§ **Exercise**:
Each entry below should be reproduced character for character.

§ **Information supplied**:
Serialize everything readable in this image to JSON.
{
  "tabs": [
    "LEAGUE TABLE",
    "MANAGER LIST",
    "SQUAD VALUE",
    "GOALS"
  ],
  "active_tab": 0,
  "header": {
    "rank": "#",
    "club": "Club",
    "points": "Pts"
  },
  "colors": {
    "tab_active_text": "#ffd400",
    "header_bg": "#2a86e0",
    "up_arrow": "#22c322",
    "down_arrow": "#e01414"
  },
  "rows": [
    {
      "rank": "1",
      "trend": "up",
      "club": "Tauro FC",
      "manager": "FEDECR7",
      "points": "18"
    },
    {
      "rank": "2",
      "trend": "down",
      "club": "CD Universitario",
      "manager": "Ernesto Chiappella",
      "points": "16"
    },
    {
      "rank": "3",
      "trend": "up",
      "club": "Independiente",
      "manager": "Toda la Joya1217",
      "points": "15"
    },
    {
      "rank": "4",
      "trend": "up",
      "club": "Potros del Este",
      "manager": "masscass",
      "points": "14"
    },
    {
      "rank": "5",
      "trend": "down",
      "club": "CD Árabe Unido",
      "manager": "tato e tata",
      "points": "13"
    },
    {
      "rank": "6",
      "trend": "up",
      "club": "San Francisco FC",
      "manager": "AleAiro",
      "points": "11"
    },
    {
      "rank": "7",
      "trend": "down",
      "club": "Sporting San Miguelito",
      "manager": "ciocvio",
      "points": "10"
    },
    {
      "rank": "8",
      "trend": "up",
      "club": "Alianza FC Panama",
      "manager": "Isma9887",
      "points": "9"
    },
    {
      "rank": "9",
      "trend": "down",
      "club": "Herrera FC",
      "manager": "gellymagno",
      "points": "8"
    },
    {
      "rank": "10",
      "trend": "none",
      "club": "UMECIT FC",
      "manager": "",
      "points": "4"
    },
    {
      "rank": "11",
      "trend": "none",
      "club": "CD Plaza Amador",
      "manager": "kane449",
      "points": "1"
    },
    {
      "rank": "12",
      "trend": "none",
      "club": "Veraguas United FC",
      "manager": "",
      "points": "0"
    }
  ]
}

§ **Solution**:
Serialize everything readable in this image to JSON.
{
  "tabs": [
    "LEAGUE TABLE",
    "MANAGER LIST",
    "SQUAD VALUE",
    "GOALS"
  ],
  "active_tab": 0,
  "header": {
    "rank": "#",
    "club": "Club",
    "points": "Pts"
  },
  "colors": {
    "tab_active_text": "#ffd400",
    "header_bg": "#2a86e0",
    "up_arrow": "#22c322",
    "down_arrow": "#e01414"
  },
  "rows": [
    {
      "rank": "1",
      "trend": "up",
      "club": "Tauro FC",
      "manager": "FEDECR7",
      "points": "18"
    },
    {
      "rank": "2",
      "trend": "down",
      "club": "CD Universitario",
      "manager": "Ernesto Chiappella",
      "points": "16"
    },
    {
      "rank": "3",
      "trend": "up",
      "club": "Independiente",
      "manager": "Toda la Joya1217",
      "points": "15"
    },
    {
      "rank": "4",
      "trend": "up",
      "club": "Potros del Este",
      "manager": "masscass",
      "points": "14"
    },
    {
      "rank": "5",
      "trend": "down",
      "club": "CD Árabe Unido",
      "manager": "tato e tata",
      "points": "13"
    },
    {
      "rank": "6",
      "trend": "up",
      "club": "San Francisco FC",
      "manager": "AleAiro",
      "points": "11"
    },
    {
      "rank": "7",
      "trend": "down",
      "club": "Sporting San Miguelito",
      "manager": "ciocvio",
      "points": "10"
    },
    {
      "rank": "8",
      "trend": "up",
      "club": "Alianza FC Panama",
      "manager": "Isma9887",
      "points": "9"
    },
    {
      "rank": "9",
      "trend": "down",
      "club": "Herrera FC",
      "manager": "gellymagno",
      "points": "8"
    },
    {
      "rank": "10",
      "trend": "none",
      "club": "UMECIT FC",
      "manager": "",
      "points": "4"
    },
    {
      "rank": "11",
      "trend": "none",
      "club": "CD Plaza Amador",
      "manager": "kane449",
      "points": "1"
    },
    {
      "rank": "12",
      "trend": "none",
      "club": "Veraguas United FC",
      "manager": "",
      "points": "0"
    }
  ]
}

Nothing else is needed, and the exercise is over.